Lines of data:

□ □ □ □

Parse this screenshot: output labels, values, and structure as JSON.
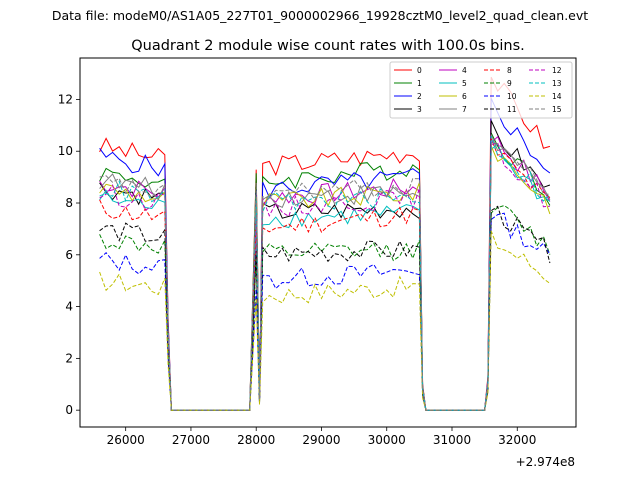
{
  "figure": {
    "suptitle": "Data file: modeM0/AS1A05_227T01_9000002966_19928cztM0_level2_quad_clean.evt",
    "offset_label": "+2.974e8"
  },
  "chart_data": {
    "type": "line",
    "title": "Quadrant 2 module wise count rates with 100.0s bins.",
    "xlabel": "",
    "ylabel": "",
    "x_offset": 297400000,
    "xlim": [
      25300,
      32900
    ],
    "ylim": [
      -0.65,
      13.6
    ],
    "xticks": [
      26000,
      27000,
      28000,
      29000,
      30000,
      31000,
      32000
    ],
    "xtick_labels": [
      "26000",
      "27000",
      "28000",
      "29000",
      "30000",
      "31000",
      "32000"
    ],
    "yticks": [
      0,
      2,
      4,
      6,
      8,
      10,
      12
    ],
    "ytick_labels": [
      "0",
      "2",
      "4",
      "6",
      "8",
      "10",
      "12"
    ],
    "grid": false,
    "legend_position": "top-right",
    "legend_columns": 4,
    "segments": [
      {
        "x_start": 25600,
        "x_end": 26600,
        "n": 11
      },
      {
        "x_start": 26700,
        "x_end": 27900,
        "n": 13,
        "zero": true
      },
      {
        "x_start": 28000,
        "x_end": 30500,
        "n": 26
      },
      {
        "x_start": 30600,
        "x_end": 31500,
        "n": 10,
        "zero": true
      },
      {
        "x_start": 31600,
        "x_end": 32500,
        "n": 10
      }
    ],
    "transitions": [
      {
        "x": 26600,
        "frac": 0.85
      },
      {
        "x": 26650,
        "frac": 0.35
      },
      {
        "x": 27950,
        "frac": 0.05
      },
      {
        "x": 28050,
        "frac": 0.8
      },
      {
        "x": 30550,
        "frac": 0.1
      },
      {
        "x": 31550,
        "frac": 0.1
      },
      {
        "x": 31600,
        "frac": 0.7
      }
    ],
    "series": [
      {
        "name": "0",
        "color": "#ff0000",
        "dash": "solid",
        "levels": [
          10.2,
          9.4,
          10.0,
          12.9
        ]
      },
      {
        "name": "1",
        "color": "#008000",
        "dash": "solid",
        "levels": [
          9.2,
          8.8,
          9.4,
          10.6
        ]
      },
      {
        "name": "2",
        "color": "#0000ff",
        "dash": "solid",
        "levels": [
          9.8,
          8.5,
          9.0,
          11.8
        ]
      },
      {
        "name": "3",
        "color": "#000000",
        "dash": "solid",
        "levels": [
          8.6,
          7.6,
          7.8,
          10.8
        ]
      },
      {
        "name": "4",
        "color": "#bf00bf",
        "dash": "solid",
        "levels": [
          8.8,
          8.2,
          8.6,
          10.6
        ]
      },
      {
        "name": "5",
        "color": "#00bfbf",
        "dash": "solid",
        "levels": [
          8.2,
          7.4,
          7.6,
          10.2
        ]
      },
      {
        "name": "6",
        "color": "#bfbf00",
        "dash": "solid",
        "levels": [
          8.6,
          8.0,
          8.4,
          10.2
        ]
      },
      {
        "name": "7",
        "color": "#808080",
        "dash": "solid",
        "levels": [
          8.9,
          8.2,
          8.4,
          10.5
        ]
      },
      {
        "name": "8",
        "color": "#ff0000",
        "dash": "dashed",
        "levels": [
          7.8,
          7.0,
          7.6,
          10.2
        ]
      },
      {
        "name": "9",
        "color": "#008000",
        "dash": "dashed",
        "levels": [
          6.6,
          6.0,
          6.2,
          8.0
        ]
      },
      {
        "name": "10",
        "color": "#0000ff",
        "dash": "dashed",
        "levels": [
          5.8,
          5.0,
          5.4,
          7.6
        ]
      },
      {
        "name": "11",
        "color": "#000000",
        "dash": "dashed",
        "levels": [
          7.0,
          6.0,
          6.2,
          7.8
        ]
      },
      {
        "name": "12",
        "color": "#bf00bf",
        "dash": "dashed",
        "levels": [
          8.4,
          7.8,
          8.2,
          10.2
        ]
      },
      {
        "name": "13",
        "color": "#00bfbf",
        "dash": "dashed",
        "levels": [
          8.6,
          8.0,
          8.2,
          10.4
        ]
      },
      {
        "name": "14",
        "color": "#bfbf00",
        "dash": "dashed",
        "levels": [
          5.0,
          4.4,
          4.8,
          6.6
        ]
      },
      {
        "name": "15",
        "color": "#808080",
        "dash": "dashed",
        "levels": [
          8.8,
          8.4,
          8.6,
          10.6
        ]
      }
    ]
  }
}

□ □ □ □

- [Exercise aim]
Show all lines in the entries above where the string "frac" appears.

- [Task result]
        "frac": 0.85
        "frac": 0.35
        "frac": 0.05
        "frac": 0.8
        "frac": 0.1
        "frac": 0.1
        "frac": 0.7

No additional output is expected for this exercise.